- **Task to carry out**: Wherever the word "name" shows up in a line, please copy that line.

Collection entries:

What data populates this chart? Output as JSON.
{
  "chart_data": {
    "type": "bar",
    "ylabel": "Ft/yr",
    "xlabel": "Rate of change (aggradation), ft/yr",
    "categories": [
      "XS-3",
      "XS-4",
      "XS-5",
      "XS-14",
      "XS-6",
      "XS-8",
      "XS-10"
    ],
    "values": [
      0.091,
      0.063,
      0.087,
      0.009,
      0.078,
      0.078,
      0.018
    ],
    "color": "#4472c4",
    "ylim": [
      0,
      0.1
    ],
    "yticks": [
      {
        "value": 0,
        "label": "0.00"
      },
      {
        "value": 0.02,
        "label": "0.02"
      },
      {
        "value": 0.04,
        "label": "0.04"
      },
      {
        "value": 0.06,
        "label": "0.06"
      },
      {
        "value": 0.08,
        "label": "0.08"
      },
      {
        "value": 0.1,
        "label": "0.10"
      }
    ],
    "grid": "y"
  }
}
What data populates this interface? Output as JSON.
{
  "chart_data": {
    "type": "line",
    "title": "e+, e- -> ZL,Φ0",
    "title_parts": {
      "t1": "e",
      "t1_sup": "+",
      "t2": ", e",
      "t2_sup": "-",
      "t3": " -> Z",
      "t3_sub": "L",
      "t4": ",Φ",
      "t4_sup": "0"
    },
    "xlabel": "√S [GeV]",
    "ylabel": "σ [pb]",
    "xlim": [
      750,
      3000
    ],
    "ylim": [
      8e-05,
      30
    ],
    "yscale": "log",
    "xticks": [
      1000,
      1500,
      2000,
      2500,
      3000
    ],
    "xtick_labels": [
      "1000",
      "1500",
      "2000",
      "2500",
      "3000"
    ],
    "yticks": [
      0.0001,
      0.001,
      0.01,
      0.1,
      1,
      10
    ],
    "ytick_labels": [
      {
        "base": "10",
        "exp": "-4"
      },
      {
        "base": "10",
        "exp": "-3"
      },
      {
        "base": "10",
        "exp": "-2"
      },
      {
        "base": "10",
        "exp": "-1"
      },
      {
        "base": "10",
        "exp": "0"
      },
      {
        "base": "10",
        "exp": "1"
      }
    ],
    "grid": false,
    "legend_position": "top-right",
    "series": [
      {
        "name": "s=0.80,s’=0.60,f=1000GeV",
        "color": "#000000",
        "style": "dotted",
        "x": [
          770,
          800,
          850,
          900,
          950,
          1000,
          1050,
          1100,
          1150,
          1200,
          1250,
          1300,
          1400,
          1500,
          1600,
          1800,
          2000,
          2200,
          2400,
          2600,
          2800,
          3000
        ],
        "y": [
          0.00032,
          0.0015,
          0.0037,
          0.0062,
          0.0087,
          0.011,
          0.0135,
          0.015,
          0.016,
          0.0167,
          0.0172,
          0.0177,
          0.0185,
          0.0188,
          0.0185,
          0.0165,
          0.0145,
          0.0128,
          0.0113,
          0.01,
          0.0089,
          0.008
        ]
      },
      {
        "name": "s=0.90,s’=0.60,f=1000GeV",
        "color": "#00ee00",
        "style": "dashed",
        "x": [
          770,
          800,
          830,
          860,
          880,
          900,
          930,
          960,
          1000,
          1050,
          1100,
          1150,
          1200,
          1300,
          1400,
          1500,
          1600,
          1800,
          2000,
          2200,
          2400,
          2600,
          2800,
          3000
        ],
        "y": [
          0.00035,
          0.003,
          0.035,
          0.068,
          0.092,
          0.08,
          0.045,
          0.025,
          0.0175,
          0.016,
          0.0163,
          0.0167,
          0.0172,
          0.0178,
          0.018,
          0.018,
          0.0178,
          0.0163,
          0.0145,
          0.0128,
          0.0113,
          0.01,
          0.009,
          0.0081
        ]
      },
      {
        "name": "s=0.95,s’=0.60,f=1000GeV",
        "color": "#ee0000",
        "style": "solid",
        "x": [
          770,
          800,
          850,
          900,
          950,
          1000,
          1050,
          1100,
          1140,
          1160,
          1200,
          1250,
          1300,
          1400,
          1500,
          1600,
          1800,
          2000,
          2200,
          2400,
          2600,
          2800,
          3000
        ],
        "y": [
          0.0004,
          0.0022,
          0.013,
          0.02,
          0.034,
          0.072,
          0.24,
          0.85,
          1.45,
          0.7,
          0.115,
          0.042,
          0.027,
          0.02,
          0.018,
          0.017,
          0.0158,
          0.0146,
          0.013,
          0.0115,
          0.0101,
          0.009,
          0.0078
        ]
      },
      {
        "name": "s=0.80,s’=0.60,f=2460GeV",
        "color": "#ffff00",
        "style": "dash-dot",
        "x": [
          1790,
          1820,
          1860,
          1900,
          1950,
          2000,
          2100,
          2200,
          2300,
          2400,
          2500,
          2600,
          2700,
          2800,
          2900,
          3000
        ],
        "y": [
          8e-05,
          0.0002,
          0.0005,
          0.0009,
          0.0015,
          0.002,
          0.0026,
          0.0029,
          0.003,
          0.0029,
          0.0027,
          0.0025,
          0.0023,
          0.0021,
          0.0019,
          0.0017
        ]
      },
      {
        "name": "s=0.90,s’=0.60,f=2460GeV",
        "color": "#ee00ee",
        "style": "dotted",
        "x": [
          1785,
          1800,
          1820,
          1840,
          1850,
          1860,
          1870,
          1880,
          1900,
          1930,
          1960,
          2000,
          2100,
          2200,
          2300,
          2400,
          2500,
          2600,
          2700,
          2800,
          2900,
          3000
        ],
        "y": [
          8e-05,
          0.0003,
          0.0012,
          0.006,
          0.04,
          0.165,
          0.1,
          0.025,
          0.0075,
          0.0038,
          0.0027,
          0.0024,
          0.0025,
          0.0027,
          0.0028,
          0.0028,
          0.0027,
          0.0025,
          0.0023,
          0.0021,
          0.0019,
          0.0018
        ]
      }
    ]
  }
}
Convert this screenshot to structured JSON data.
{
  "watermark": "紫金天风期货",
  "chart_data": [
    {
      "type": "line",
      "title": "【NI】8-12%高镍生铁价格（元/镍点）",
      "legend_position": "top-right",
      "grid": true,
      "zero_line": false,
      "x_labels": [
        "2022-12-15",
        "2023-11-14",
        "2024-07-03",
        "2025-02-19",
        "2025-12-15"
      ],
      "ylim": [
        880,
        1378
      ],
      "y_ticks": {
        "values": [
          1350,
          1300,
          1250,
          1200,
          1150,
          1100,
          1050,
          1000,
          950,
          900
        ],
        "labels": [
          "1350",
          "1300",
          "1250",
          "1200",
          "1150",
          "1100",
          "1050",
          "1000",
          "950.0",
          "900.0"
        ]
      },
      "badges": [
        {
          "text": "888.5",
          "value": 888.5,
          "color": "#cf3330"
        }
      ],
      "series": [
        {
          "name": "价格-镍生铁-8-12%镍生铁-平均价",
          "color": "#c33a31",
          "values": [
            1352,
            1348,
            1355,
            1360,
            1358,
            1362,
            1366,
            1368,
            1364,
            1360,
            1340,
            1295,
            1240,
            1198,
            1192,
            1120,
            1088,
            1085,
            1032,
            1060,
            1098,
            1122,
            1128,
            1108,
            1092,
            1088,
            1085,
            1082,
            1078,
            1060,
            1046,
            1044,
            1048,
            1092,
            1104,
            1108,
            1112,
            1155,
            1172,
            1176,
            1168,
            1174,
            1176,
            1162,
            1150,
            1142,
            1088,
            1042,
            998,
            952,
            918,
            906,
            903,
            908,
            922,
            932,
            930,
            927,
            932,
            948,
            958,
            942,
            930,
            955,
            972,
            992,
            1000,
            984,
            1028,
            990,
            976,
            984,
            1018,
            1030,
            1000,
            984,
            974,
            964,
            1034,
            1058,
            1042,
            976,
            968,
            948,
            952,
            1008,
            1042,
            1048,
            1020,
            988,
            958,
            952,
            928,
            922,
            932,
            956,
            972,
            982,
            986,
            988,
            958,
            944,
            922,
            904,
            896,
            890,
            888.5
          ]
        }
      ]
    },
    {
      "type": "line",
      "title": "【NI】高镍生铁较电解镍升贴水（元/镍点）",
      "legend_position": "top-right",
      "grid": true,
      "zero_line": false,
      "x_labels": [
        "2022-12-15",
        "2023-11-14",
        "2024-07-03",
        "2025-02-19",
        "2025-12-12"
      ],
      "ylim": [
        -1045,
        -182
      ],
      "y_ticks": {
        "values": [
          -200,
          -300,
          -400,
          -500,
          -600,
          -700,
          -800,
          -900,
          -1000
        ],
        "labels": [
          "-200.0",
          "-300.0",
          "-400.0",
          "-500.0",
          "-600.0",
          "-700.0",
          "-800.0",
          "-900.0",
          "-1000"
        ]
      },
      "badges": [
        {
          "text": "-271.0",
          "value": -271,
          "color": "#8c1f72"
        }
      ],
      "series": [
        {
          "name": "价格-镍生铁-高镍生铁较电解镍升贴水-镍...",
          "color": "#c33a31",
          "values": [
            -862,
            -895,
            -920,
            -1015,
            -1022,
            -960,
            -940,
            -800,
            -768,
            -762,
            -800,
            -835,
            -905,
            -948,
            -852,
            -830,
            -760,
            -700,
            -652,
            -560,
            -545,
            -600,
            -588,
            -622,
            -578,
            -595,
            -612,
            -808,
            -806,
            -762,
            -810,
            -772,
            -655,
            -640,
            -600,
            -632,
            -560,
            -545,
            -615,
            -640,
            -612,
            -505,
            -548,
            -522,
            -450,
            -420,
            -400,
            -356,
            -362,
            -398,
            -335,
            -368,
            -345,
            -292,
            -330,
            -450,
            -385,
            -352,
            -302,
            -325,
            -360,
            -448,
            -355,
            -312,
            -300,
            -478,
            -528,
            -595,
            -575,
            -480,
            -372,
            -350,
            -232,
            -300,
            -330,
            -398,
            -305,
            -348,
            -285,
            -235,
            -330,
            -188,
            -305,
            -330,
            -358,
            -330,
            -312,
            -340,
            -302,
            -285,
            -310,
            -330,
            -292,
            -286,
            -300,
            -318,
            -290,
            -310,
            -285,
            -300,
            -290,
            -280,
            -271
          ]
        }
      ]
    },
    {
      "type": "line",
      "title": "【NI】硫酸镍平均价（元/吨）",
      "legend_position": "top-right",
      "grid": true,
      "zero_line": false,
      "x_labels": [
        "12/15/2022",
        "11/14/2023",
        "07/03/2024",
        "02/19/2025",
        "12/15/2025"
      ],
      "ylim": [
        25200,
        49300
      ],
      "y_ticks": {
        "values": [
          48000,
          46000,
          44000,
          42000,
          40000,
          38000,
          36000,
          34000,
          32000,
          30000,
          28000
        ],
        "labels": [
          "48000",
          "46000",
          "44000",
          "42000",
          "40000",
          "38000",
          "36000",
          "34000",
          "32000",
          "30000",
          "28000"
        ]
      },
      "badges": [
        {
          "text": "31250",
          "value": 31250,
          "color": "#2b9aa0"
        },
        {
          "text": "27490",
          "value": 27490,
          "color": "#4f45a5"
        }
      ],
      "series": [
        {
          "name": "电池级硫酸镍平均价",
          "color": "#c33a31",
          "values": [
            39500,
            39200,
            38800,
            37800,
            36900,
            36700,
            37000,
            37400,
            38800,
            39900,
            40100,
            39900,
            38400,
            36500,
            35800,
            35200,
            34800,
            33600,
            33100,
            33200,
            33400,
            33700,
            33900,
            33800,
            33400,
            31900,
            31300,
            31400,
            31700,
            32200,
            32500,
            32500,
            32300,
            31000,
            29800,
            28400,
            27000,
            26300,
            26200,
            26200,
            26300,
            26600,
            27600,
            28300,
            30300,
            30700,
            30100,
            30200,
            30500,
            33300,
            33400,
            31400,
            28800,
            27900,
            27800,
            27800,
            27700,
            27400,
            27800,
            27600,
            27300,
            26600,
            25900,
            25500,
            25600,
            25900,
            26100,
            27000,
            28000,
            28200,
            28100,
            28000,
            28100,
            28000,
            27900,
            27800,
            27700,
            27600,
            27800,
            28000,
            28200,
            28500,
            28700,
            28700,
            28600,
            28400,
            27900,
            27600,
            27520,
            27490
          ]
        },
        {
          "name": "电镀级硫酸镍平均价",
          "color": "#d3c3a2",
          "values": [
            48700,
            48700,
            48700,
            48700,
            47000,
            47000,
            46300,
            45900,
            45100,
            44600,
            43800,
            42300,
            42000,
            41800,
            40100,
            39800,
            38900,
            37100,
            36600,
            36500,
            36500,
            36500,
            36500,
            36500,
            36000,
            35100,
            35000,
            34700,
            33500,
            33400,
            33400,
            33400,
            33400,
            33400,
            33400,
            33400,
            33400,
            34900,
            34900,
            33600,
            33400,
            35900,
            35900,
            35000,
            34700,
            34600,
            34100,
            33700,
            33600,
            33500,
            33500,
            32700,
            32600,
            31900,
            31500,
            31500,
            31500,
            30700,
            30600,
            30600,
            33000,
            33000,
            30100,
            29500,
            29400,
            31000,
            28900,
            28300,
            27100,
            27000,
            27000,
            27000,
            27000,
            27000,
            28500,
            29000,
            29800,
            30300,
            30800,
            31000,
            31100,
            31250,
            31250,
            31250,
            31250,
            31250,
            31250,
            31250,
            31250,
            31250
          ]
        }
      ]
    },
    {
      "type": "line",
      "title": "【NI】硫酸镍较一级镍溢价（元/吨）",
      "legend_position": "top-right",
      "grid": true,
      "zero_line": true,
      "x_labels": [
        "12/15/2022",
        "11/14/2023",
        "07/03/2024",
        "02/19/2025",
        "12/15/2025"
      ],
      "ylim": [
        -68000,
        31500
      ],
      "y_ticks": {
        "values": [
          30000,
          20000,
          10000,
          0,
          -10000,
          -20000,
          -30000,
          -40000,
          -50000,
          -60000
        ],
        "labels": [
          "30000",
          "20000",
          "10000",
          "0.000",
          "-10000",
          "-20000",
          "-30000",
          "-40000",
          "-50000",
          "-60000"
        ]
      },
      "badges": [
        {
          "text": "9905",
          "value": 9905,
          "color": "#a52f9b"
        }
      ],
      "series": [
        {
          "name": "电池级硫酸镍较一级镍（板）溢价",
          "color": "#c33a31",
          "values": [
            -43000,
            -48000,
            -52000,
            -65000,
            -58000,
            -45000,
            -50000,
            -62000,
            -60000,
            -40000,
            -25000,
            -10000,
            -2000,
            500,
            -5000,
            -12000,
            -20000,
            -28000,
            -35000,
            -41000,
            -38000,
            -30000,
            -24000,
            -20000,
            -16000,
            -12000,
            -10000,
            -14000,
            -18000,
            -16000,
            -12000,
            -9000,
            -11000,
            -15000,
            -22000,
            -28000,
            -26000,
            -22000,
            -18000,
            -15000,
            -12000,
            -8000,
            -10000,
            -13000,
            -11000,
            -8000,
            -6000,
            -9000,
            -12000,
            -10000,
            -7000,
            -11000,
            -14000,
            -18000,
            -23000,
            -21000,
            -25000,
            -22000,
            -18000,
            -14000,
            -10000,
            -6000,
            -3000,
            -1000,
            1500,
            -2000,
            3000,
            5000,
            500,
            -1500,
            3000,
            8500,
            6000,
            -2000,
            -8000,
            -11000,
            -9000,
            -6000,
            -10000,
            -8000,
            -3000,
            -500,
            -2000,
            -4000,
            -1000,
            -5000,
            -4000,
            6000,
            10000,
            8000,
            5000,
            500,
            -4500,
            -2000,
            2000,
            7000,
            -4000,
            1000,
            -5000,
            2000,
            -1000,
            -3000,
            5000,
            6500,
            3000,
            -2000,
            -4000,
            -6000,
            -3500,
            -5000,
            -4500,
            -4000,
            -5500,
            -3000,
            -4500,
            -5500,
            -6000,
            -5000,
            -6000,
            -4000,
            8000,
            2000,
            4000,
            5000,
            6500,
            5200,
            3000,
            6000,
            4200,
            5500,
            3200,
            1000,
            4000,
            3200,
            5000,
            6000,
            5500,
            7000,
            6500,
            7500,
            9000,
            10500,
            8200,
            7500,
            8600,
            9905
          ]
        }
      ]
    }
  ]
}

- **Exercise answer**:
        "name": "s=0.80,s’=0.60,f=1000GeV",
        "name": "s=0.90,s’=0.60,f=1000GeV",
        "name": "s=0.95,s’=0.60,f=1000GeV",
        "name": "s=0.80,s’=0.60,f=2460GeV",
        "name": "s=0.90,s’=0.60,f=2460GeV",
          "name": "价格-镍生铁-8-12%镍生铁-平均价",
          "name": "价格-镍生铁-高镍生铁较电解镍升贴水-镍...",
          "name": "电池级硫酸镍平均价",
          "name": "电镀级硫酸镍平均价",
          "name": "电池级硫酸镍较一级镍（板）溢价",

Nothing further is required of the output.